■ **Source data**

-=-=-

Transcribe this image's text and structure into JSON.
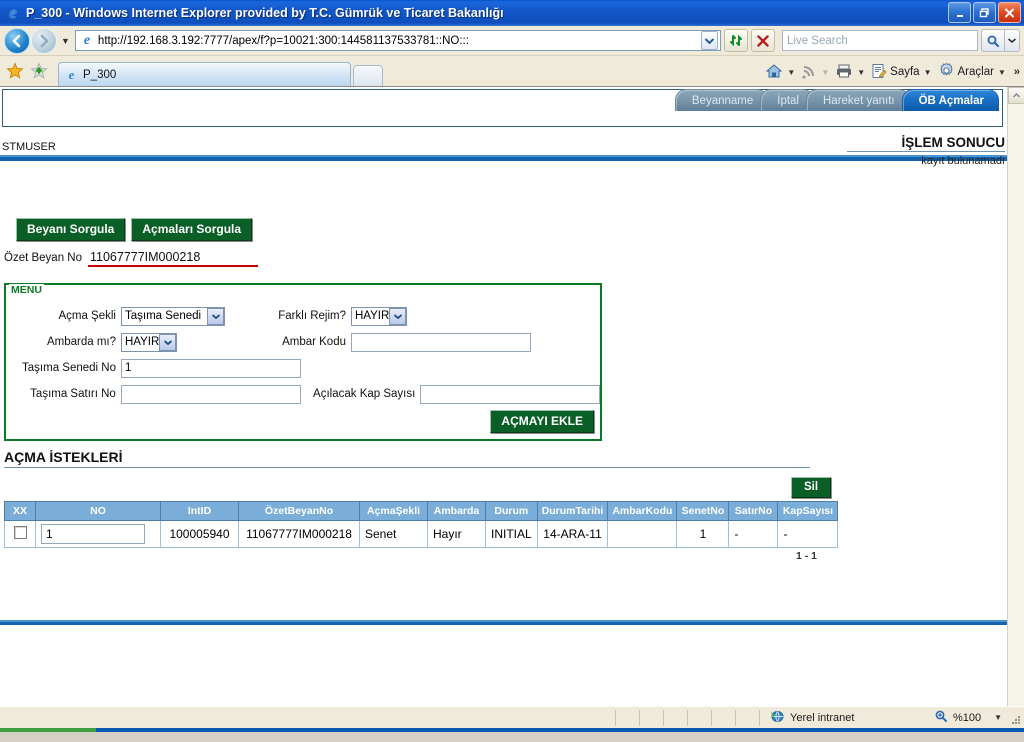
{
  "window": {
    "title": "P_300 - Windows Internet Explorer provided by T.C. Gümrük ve Ticaret Bakanlığı",
    "minimize_label": "minimize-icon",
    "restore_label": "restore-icon",
    "close_label": "close-icon"
  },
  "address_bar": {
    "url": "http://192.168.3.192:7777/apex/f?p=10021:300:144581137533781::NO:::",
    "back_label": "back-icon",
    "forward_label": "forward-icon",
    "refresh_label": "refresh-icon",
    "stop_label": "stop-icon",
    "search_placeholder": "Live Search",
    "search_value": "",
    "search_go_label": "search-icon"
  },
  "browser_tabs": {
    "favorites_label": "favorites-star-icon",
    "add_favorite_label": "add-favorite-icon",
    "tabs": [
      {
        "label": "P_300",
        "active": true
      }
    ],
    "new_tab_label": "new-tab"
  },
  "command_bar": {
    "items": [
      {
        "name": "home",
        "label": "",
        "icon": "home-icon",
        "has_caret": true
      },
      {
        "name": "feeds",
        "label": "",
        "icon": "rss-icon",
        "has_caret": true
      },
      {
        "name": "print",
        "label": "",
        "icon": "printer-icon",
        "has_caret": true
      },
      {
        "name": "page",
        "label": "Sayfa",
        "icon": "page-icon",
        "has_caret": true
      },
      {
        "name": "tools",
        "label": "Araçlar",
        "icon": "gear-icon",
        "has_caret": true
      }
    ],
    "overflow_label": "»"
  },
  "app": {
    "user": "STMUSER",
    "tabs": [
      {
        "label": "Beyanname",
        "active": false
      },
      {
        "label": "İptal",
        "active": false
      },
      {
        "label": "Hareket yanıtı",
        "active": false
      },
      {
        "label": "ÖB Açmalar",
        "active": true
      }
    ],
    "result_panel": {
      "title": "İŞLEM SONUCU",
      "message": "kayıt bulunamadı"
    },
    "actions": {
      "query_declaration": "Beyanı Sorgula",
      "query_openings": "Açmaları Sorgula",
      "add_opening": "AÇMAYI EKLE",
      "delete": "Sil"
    },
    "summary_declaration": {
      "label": "Özet Beyan No",
      "value": "11067777IM000218"
    },
    "menu": {
      "legend": "MENU",
      "fields": [
        {
          "label": "Açma Şekli",
          "type": "select",
          "value": "Taşıma Senedi",
          "name": "acma-sekli-select"
        },
        {
          "label": "Farklı Rejim?",
          "type": "select",
          "value": "HAYIR",
          "name": "farkli-rejim-select"
        },
        {
          "label": "Ambarda mı?",
          "type": "select",
          "value": "HAYIR",
          "name": "ambarda-mi-select"
        },
        {
          "label": "Ambar Kodu",
          "type": "text",
          "value": "",
          "name": "ambar-kodu-input"
        },
        {
          "label": "Taşıma Senedi No",
          "type": "text",
          "value": "1",
          "name": "tasima-senedi-no-input"
        },
        {
          "label": "Taşıma Satırı No",
          "type": "text",
          "value": "",
          "name": "tasima-satiri-no-input"
        },
        {
          "label": "Açılacak Kap Sayısı",
          "type": "text",
          "value": "",
          "name": "acilacak-kap-sayisi-input"
        }
      ]
    },
    "requests_section": {
      "title": "AÇMA İSTEKLERİ",
      "columns": [
        "XX",
        "NO",
        "IntID",
        "ÖzetBeyanNo",
        "AçmaŞekli",
        "Ambarda",
        "Durum",
        "DurumTarihi",
        "AmbarKodu",
        "SenetNo",
        "SatırNo",
        "KapSayısı"
      ],
      "rows": [
        {
          "checked": false,
          "no": "1",
          "int_id": "100005940",
          "ozet_beyan_no": "11067777IM000218",
          "acma_sekli": "Senet",
          "ambarda": "Hayır",
          "durum": "INITIAL",
          "durum_tarihi": "14-ARA-11",
          "ambar_kodu": "",
          "senet_no": "1",
          "satir_no": "-",
          "kap_sayisi": "-"
        }
      ],
      "pagination": "1 - 1"
    }
  },
  "status_bar": {
    "zone": "Yerel intranet",
    "zone_icon": "intranet-icon",
    "zoom": "%100",
    "zoom_icon": "zoom-icon"
  }
}
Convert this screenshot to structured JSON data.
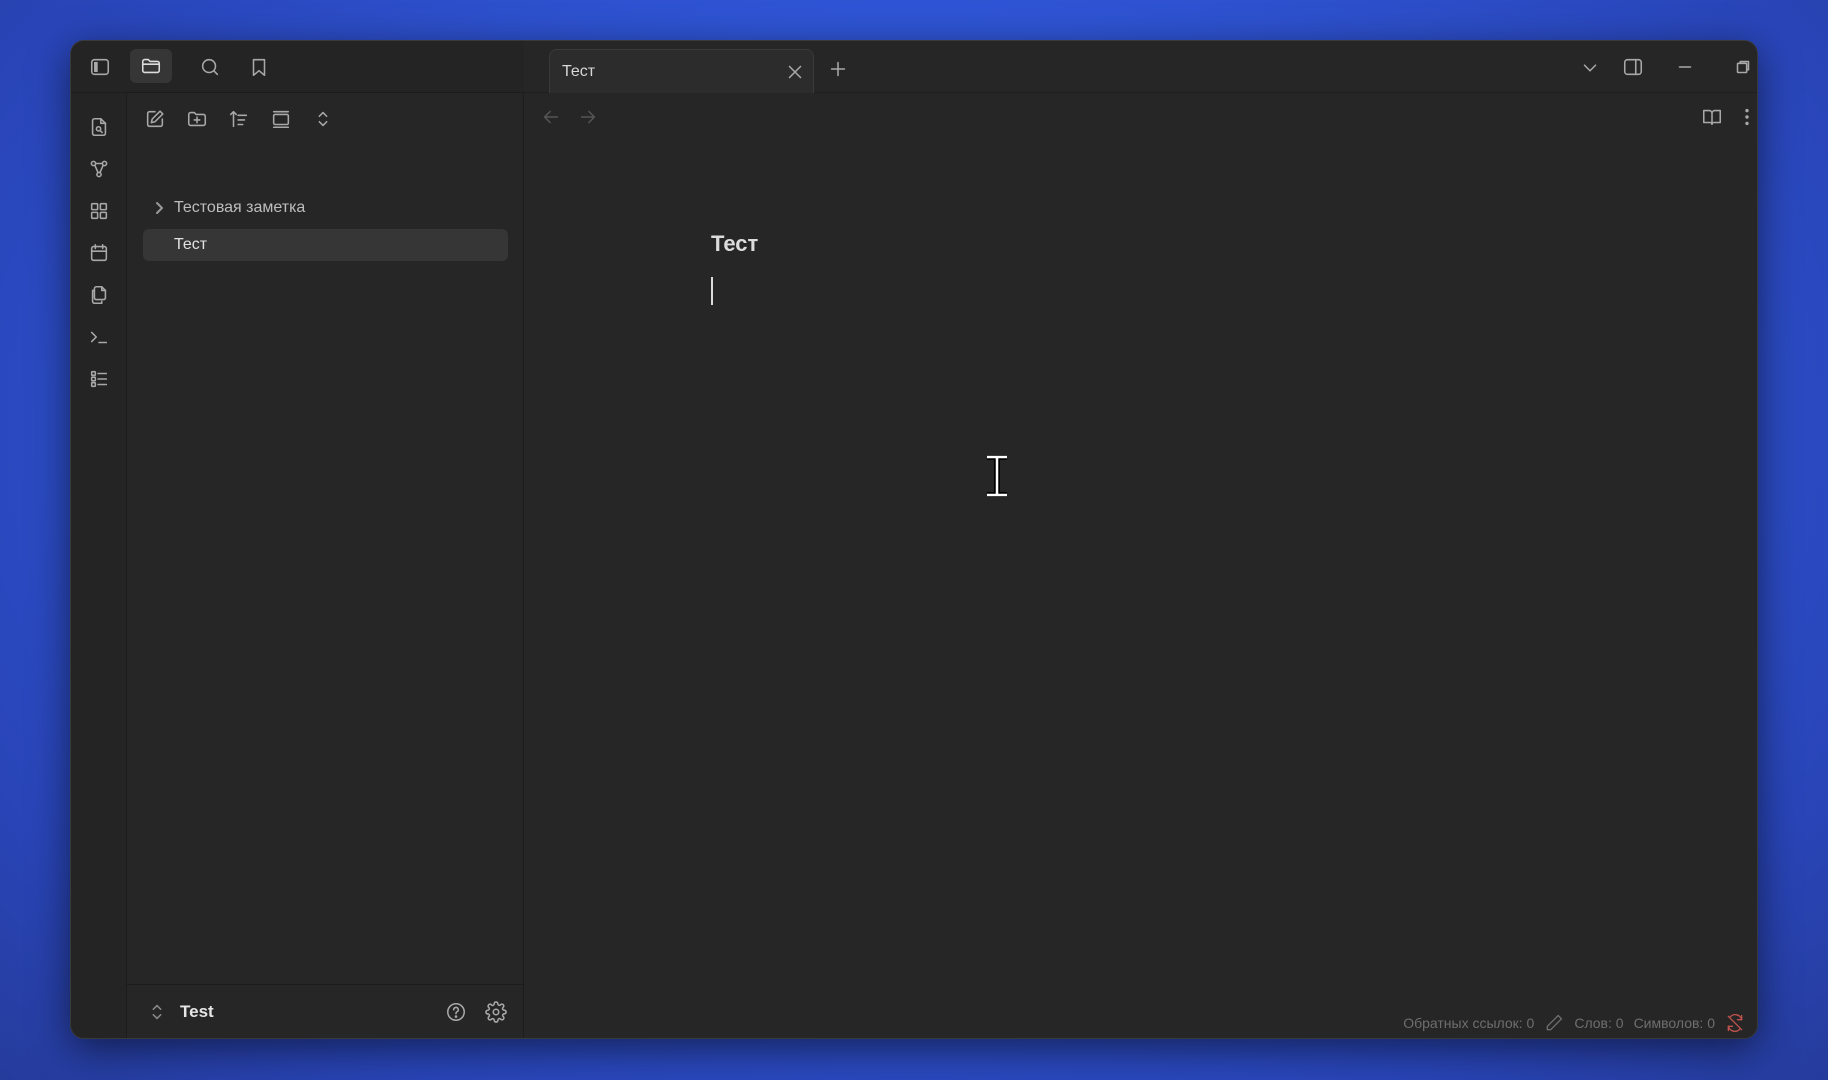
{
  "tab": {
    "title": "Тест"
  },
  "file_tree": [
    {
      "label": "Тестовая заметка",
      "type": "folder",
      "expanded": false
    },
    {
      "label": "Тест",
      "type": "file",
      "selected": true
    }
  ],
  "vault": {
    "name": "Test"
  },
  "editor": {
    "title": "Тест",
    "body": ""
  },
  "status_bar": {
    "backlinks": "Обратных ссылок: 0",
    "words": "Слов: 0",
    "characters": "Символов: 0"
  },
  "colors": {
    "background": "#2f55d6",
    "panel": "#262626",
    "sync_error": "#c0524f"
  }
}
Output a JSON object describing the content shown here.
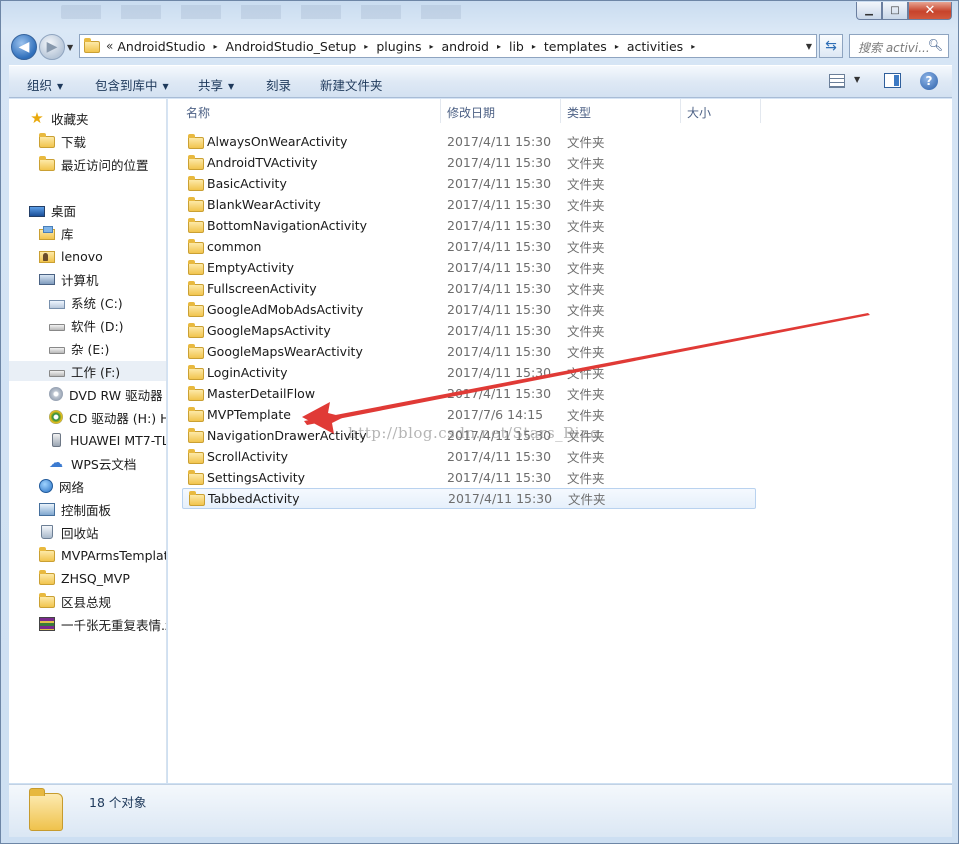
{
  "window": {
    "minimize": "▁",
    "maximize": "□",
    "close": "✕"
  },
  "address": {
    "overflow": "«",
    "crumbs": [
      "AndroidStudio",
      "AndroidStudio_Setup",
      "plugins",
      "android",
      "lib",
      "templates",
      "activities"
    ]
  },
  "search": {
    "placeholder": "搜索 activi..."
  },
  "toolbar": {
    "organize": "组织",
    "include_in_library": "包含到库中",
    "share": "共享",
    "burn": "刻录",
    "new_folder": "新建文件夹",
    "help": "?"
  },
  "sidebar": {
    "favorites": {
      "label": "收藏夹",
      "items": [
        "下载",
        "最近访问的位置"
      ]
    },
    "desktop": "桌面",
    "library": "库",
    "user": "lenovo",
    "computer": "计算机",
    "drives": [
      "系统 (C:)",
      "软件 (D:)",
      "杂 (E:)",
      "工作 (F:)",
      "DVD RW 驱动器 (",
      "CD 驱动器 (H:) Hi",
      "HUAWEI MT7-TL",
      "WPS云文档"
    ],
    "network": "网络",
    "control_panel": "控制面板",
    "recycle_bin": "回收站",
    "extra": [
      "MVPArmsTemplate",
      "ZHSQ_MVP",
      "区县总规",
      "一千张无重复表情.z"
    ]
  },
  "columns": {
    "name": "名称",
    "modified": "修改日期",
    "type": "类型",
    "size": "大小"
  },
  "files": [
    {
      "name": "AlwaysOnWearActivity",
      "date": "2017/4/11 15:30",
      "type": "文件夹"
    },
    {
      "name": "AndroidTVActivity",
      "date": "2017/4/11 15:30",
      "type": "文件夹"
    },
    {
      "name": "BasicActivity",
      "date": "2017/4/11 15:30",
      "type": "文件夹"
    },
    {
      "name": "BlankWearActivity",
      "date": "2017/4/11 15:30",
      "type": "文件夹"
    },
    {
      "name": "BottomNavigationActivity",
      "date": "2017/4/11 15:30",
      "type": "文件夹"
    },
    {
      "name": "common",
      "date": "2017/4/11 15:30",
      "type": "文件夹"
    },
    {
      "name": "EmptyActivity",
      "date": "2017/4/11 15:30",
      "type": "文件夹"
    },
    {
      "name": "FullscreenActivity",
      "date": "2017/4/11 15:30",
      "type": "文件夹"
    },
    {
      "name": "GoogleAdMobAdsActivity",
      "date": "2017/4/11 15:30",
      "type": "文件夹"
    },
    {
      "name": "GoogleMapsActivity",
      "date": "2017/4/11 15:30",
      "type": "文件夹"
    },
    {
      "name": "GoogleMapsWearActivity",
      "date": "2017/4/11 15:30",
      "type": "文件夹"
    },
    {
      "name": "LoginActivity",
      "date": "2017/4/11 15:30",
      "type": "文件夹"
    },
    {
      "name": "MasterDetailFlow",
      "date": "2017/4/11 15:30",
      "type": "文件夹"
    },
    {
      "name": "MVPTemplate",
      "date": "2017/7/6 14:15",
      "type": "文件夹"
    },
    {
      "name": "NavigationDrawerActivity",
      "date": "2017/4/11 15:30",
      "type": "文件夹"
    },
    {
      "name": "ScrollActivity",
      "date": "2017/4/11 15:30",
      "type": "文件夹"
    },
    {
      "name": "SettingsActivity",
      "date": "2017/4/11 15:30",
      "type": "文件夹"
    },
    {
      "name": "TabbedActivity",
      "date": "2017/4/11 15:30",
      "type": "文件夹"
    }
  ],
  "selected_file": "TabbedActivity",
  "watermark": "http://blog.csdn.net/Stars_Bing",
  "status": {
    "count": "18 个对象"
  },
  "colors": {
    "arrow": "#e03a36",
    "selection": "#e6f0fb"
  }
}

-=-=-

■ **Task directions**
Work out how many lines above have the string "minimize" in them, and give only the number.

■ **Response**
2